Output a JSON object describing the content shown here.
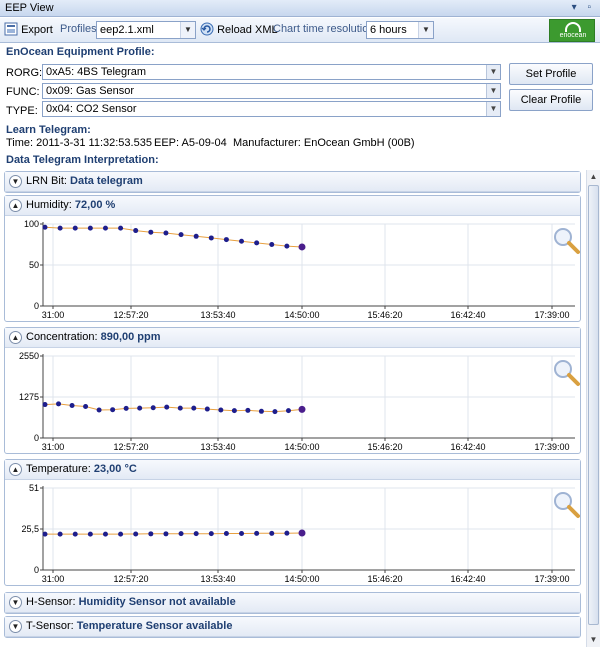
{
  "window": {
    "title": "EEP View",
    "controls": "▾ ▫"
  },
  "toolbar": {
    "export_label": "Export",
    "profiles_label": "Profiles:",
    "profiles_value": "eep2.1.xml",
    "reload_label": "Reload XML",
    "resolution_label": "Chart time resolution:",
    "resolution_value": "6 hours",
    "logo_text": "enocean"
  },
  "profile": {
    "heading": "EnOcean Equipment Profile:",
    "rorg_label": "RORG:",
    "rorg_value": "0xA5: 4BS Telegram",
    "func_label": "FUNC:",
    "func_value": "0x09: Gas Sensor",
    "type_label": "TYPE:",
    "type_value": "0x04: CO2 Sensor",
    "set_button": "Set Profile",
    "clear_button": "Clear Profile"
  },
  "learn": {
    "heading": "Learn Telegram:",
    "time": "Time: 2011-3-31 11:32:53.535",
    "eep": "EEP: A5-09-04",
    "manufacturer": "Manufacturer: EnOcean GmbH (00B)"
  },
  "interpretation": {
    "heading": "Data Telegram Interpretation:"
  },
  "lrn": {
    "label": "LRN Bit:",
    "value": "Data telegram"
  },
  "hsensor": {
    "label": "H-Sensor:",
    "value": "Humidity Sensor not available"
  },
  "tsensor": {
    "label": "T-Sensor:",
    "value": "Temperature Sensor available"
  },
  "colors": {
    "accent": "#1f3f72",
    "point": "#1e1e8c",
    "line": "#e8a040"
  },
  "chart_data": [
    {
      "type": "line",
      "label": "Humidity:",
      "value_text": "72,00 %",
      "x_ticks": [
        "31:00",
        "12:57:20",
        "13:53:40",
        "14:50:00",
        "15:46:20",
        "16:42:40",
        "17:39:00"
      ],
      "y_ticks": [
        "100",
        "50",
        "0"
      ],
      "ylim": [
        0,
        100
      ],
      "points": [
        96,
        95,
        95,
        95,
        95,
        95,
        92,
        90,
        89,
        87,
        85,
        83,
        81,
        79,
        77,
        75,
        73,
        72
      ],
      "grid": true
    },
    {
      "type": "line",
      "label": "Concentration:",
      "value_text": "890,00 ppm",
      "x_ticks": [
        "31:00",
        "12:57:20",
        "13:53:40",
        "14:50:00",
        "15:46:20",
        "16:42:40",
        "17:39:00"
      ],
      "y_ticks": [
        "2550",
        "1275",
        "0"
      ],
      "ylim": [
        0,
        2550
      ],
      "points": [
        1040,
        1060,
        1010,
        980,
        870,
        880,
        920,
        930,
        940,
        960,
        930,
        930,
        900,
        870,
        850,
        860,
        830,
        820,
        850,
        890
      ],
      "grid": true
    },
    {
      "type": "line",
      "label": "Temperature:",
      "value_text": "23,00 °C",
      "x_ticks": [
        "31:00",
        "12:57:20",
        "13:53:40",
        "14:50:00",
        "15:46:20",
        "16:42:40",
        "17:39:00"
      ],
      "y_ticks": [
        "51",
        "25,5",
        "0"
      ],
      "ylim": [
        0,
        51
      ],
      "points": [
        22.3,
        22.3,
        22.3,
        22.3,
        22.3,
        22.3,
        22.4,
        22.5,
        22.5,
        22.6,
        22.6,
        22.6,
        22.7,
        22.7,
        22.8,
        22.8,
        22.9,
        23.0
      ],
      "grid": true
    }
  ]
}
========================================================================
_GIVEN EXERCISE_
Repeat every record precisely. Any picture among them stays out of the copy.

_OUTPUT_
Output a JSON object describing the content shown here.
{
  "window": {
    "title": "EEP View",
    "controls": "▾ ▫"
  },
  "toolbar": {
    "export_label": "Export",
    "profiles_label": "Profiles:",
    "profiles_value": "eep2.1.xml",
    "reload_label": "Reload XML",
    "resolution_label": "Chart time resolution:",
    "resolution_value": "6 hours",
    "logo_text": "enocean"
  },
  "profile": {
    "heading": "EnOcean Equipment Profile:",
    "rorg_label": "RORG:",
    "rorg_value": "0xA5: 4BS Telegram",
    "func_label": "FUNC:",
    "func_value": "0x09: Gas Sensor",
    "type_label": "TYPE:",
    "type_value": "0x04: CO2 Sensor",
    "set_button": "Set Profile",
    "clear_button": "Clear Profile"
  },
  "learn": {
    "heading": "Learn Telegram:",
    "time": "Time: 2011-3-31 11:32:53.535",
    "eep": "EEP: A5-09-04",
    "manufacturer": "Manufacturer: EnOcean GmbH (00B)"
  },
  "interpretation": {
    "heading": "Data Telegram Interpretation:"
  },
  "lrn": {
    "label": "LRN Bit:",
    "value": "Data telegram"
  },
  "hsensor": {
    "label": "H-Sensor:",
    "value": "Humidity Sensor not available"
  },
  "tsensor": {
    "label": "T-Sensor:",
    "value": "Temperature Sensor available"
  },
  "colors": {
    "accent": "#1f3f72",
    "point": "#1e1e8c",
    "line": "#e8a040"
  },
  "chart_data": [
    {
      "type": "line",
      "label": "Humidity:",
      "value_text": "72,00 %",
      "x_ticks": [
        "31:00",
        "12:57:20",
        "13:53:40",
        "14:50:00",
        "15:46:20",
        "16:42:40",
        "17:39:00"
      ],
      "y_ticks": [
        "100",
        "50",
        "0"
      ],
      "ylim": [
        0,
        100
      ],
      "points": [
        96,
        95,
        95,
        95,
        95,
        95,
        92,
        90,
        89,
        87,
        85,
        83,
        81,
        79,
        77,
        75,
        73,
        72
      ],
      "grid": true
    },
    {
      "type": "line",
      "label": "Concentration:",
      "value_text": "890,00 ppm",
      "x_ticks": [
        "31:00",
        "12:57:20",
        "13:53:40",
        "14:50:00",
        "15:46:20",
        "16:42:40",
        "17:39:00"
      ],
      "y_ticks": [
        "2550",
        "1275",
        "0"
      ],
      "ylim": [
        0,
        2550
      ],
      "points": [
        1040,
        1060,
        1010,
        980,
        870,
        880,
        920,
        930,
        940,
        960,
        930,
        930,
        900,
        870,
        850,
        860,
        830,
        820,
        850,
        890
      ],
      "grid": true
    },
    {
      "type": "line",
      "label": "Temperature:",
      "value_text": "23,00 °C",
      "x_ticks": [
        "31:00",
        "12:57:20",
        "13:53:40",
        "14:50:00",
        "15:46:20",
        "16:42:40",
        "17:39:00"
      ],
      "y_ticks": [
        "51",
        "25,5",
        "0"
      ],
      "ylim": [
        0,
        51
      ],
      "points": [
        22.3,
        22.3,
        22.3,
        22.3,
        22.3,
        22.3,
        22.4,
        22.5,
        22.5,
        22.6,
        22.6,
        22.6,
        22.7,
        22.7,
        22.8,
        22.8,
        22.9,
        23.0
      ],
      "grid": true
    }
  ]
}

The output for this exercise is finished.